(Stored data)
>> Begin
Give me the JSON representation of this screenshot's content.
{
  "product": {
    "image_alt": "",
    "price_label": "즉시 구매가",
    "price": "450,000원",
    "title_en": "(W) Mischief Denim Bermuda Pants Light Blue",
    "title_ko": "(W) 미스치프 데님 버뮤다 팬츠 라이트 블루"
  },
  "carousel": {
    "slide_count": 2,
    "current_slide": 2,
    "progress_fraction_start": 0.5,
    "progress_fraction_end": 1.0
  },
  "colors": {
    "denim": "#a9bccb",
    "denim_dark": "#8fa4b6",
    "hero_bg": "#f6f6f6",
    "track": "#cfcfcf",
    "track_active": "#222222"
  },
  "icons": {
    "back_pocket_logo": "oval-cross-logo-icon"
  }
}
>> End
Every line of the data above should be reproduced word for word.

**Result for this task:**
Give me the JSON representation of this screenshot's content.
{
  "product": {
    "image_alt": "",
    "price_label": "즉시 구매가",
    "price": "450,000원",
    "title_en": "(W) Mischief Denim Bermuda Pants Light Blue",
    "title_ko": "(W) 미스치프 데님 버뮤다 팬츠 라이트 블루"
  },
  "carousel": {
    "slide_count": 2,
    "current_slide": 2,
    "progress_fraction_start": 0.5,
    "progress_fraction_end": 1.0
  },
  "colors": {
    "denim": "#a9bccb",
    "denim_dark": "#8fa4b6",
    "hero_bg": "#f6f6f6",
    "track": "#cfcfcf",
    "track_active": "#222222"
  },
  "icons": {
    "back_pocket_logo": "oval-cross-logo-icon"
  }
}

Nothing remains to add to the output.